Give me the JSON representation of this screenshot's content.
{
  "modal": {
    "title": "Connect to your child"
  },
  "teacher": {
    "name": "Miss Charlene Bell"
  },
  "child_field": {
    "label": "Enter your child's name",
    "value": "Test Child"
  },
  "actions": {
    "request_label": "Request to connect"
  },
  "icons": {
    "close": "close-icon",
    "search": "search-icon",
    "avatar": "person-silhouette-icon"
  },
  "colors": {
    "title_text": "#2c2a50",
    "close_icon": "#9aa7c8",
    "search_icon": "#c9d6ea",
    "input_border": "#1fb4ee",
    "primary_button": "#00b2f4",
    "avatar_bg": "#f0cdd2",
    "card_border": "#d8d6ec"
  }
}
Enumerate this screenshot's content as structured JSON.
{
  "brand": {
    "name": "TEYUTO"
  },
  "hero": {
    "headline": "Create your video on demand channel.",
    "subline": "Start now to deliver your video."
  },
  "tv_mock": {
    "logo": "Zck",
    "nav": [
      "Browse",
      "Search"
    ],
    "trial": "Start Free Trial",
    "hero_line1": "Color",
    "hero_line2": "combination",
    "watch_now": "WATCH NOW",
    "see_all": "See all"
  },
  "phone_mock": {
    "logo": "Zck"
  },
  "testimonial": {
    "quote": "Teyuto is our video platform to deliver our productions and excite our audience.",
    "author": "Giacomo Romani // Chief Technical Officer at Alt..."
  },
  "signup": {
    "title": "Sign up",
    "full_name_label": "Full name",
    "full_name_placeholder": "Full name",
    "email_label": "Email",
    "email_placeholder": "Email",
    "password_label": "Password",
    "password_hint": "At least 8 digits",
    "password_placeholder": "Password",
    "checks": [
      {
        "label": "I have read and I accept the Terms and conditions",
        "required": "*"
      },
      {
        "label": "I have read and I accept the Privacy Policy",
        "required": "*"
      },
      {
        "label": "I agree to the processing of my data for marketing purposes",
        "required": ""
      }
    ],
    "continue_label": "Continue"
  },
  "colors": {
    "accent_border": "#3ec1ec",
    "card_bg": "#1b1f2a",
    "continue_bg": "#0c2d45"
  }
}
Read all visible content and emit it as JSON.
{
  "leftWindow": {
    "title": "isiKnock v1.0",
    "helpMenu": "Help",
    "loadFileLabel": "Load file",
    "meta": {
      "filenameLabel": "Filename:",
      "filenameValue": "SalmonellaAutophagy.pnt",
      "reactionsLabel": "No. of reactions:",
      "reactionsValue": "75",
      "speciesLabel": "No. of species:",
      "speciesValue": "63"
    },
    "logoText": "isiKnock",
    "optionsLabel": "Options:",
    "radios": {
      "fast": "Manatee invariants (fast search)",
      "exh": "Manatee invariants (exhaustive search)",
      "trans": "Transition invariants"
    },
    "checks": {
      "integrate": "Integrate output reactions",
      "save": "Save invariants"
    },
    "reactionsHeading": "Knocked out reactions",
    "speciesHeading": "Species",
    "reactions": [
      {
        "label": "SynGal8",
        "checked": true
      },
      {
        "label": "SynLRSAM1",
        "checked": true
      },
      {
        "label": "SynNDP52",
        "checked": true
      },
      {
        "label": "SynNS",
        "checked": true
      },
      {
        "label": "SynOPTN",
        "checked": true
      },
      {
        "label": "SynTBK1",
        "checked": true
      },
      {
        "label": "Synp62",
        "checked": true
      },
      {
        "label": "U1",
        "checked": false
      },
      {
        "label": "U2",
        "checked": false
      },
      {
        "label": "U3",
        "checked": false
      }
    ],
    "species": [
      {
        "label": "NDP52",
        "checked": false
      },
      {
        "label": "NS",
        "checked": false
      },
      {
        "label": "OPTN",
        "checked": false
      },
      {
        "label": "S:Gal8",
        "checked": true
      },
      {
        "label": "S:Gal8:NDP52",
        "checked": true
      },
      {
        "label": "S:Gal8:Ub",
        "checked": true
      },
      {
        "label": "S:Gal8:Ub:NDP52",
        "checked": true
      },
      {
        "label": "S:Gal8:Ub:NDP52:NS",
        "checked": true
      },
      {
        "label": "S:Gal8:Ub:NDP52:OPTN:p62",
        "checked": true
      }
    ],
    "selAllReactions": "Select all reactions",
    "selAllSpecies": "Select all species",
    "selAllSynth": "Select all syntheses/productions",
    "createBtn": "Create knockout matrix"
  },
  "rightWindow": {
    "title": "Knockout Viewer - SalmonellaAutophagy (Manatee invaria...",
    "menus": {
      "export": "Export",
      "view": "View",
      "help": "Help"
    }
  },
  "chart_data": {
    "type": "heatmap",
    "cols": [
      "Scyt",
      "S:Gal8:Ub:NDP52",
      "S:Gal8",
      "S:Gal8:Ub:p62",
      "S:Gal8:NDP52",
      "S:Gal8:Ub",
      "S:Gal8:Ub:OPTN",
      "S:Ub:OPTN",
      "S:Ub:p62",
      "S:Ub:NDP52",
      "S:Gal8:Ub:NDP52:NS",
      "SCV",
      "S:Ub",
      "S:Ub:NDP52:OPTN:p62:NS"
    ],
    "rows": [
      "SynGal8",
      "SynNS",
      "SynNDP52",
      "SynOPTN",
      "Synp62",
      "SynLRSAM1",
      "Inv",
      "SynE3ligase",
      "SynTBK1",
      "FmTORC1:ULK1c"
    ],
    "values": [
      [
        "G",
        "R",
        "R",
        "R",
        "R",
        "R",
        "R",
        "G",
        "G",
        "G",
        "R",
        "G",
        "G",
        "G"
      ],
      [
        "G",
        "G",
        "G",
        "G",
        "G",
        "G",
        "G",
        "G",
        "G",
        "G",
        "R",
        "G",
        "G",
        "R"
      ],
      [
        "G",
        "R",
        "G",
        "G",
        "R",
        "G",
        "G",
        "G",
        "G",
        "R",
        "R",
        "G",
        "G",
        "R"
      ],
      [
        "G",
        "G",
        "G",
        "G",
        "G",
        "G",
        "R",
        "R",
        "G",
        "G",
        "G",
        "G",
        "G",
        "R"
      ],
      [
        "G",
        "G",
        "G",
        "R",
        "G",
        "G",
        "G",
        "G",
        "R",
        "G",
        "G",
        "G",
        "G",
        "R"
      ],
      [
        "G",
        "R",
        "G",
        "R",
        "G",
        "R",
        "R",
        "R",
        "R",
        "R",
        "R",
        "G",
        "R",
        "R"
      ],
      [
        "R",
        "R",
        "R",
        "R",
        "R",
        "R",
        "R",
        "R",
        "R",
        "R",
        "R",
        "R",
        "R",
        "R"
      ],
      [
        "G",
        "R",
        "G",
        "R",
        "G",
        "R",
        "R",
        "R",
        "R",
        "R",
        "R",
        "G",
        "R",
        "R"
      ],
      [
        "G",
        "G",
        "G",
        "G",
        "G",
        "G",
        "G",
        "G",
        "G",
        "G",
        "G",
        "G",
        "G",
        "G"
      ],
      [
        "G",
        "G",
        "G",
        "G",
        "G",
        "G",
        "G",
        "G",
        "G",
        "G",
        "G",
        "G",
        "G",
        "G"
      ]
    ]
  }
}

********************

### Exercise:
Look through the material and copy each line that has "screenshot".

### Result for this exercise:
Give me the JSON representation of this screenshot's content.
Enumerate this screenshot's content as structured JSON.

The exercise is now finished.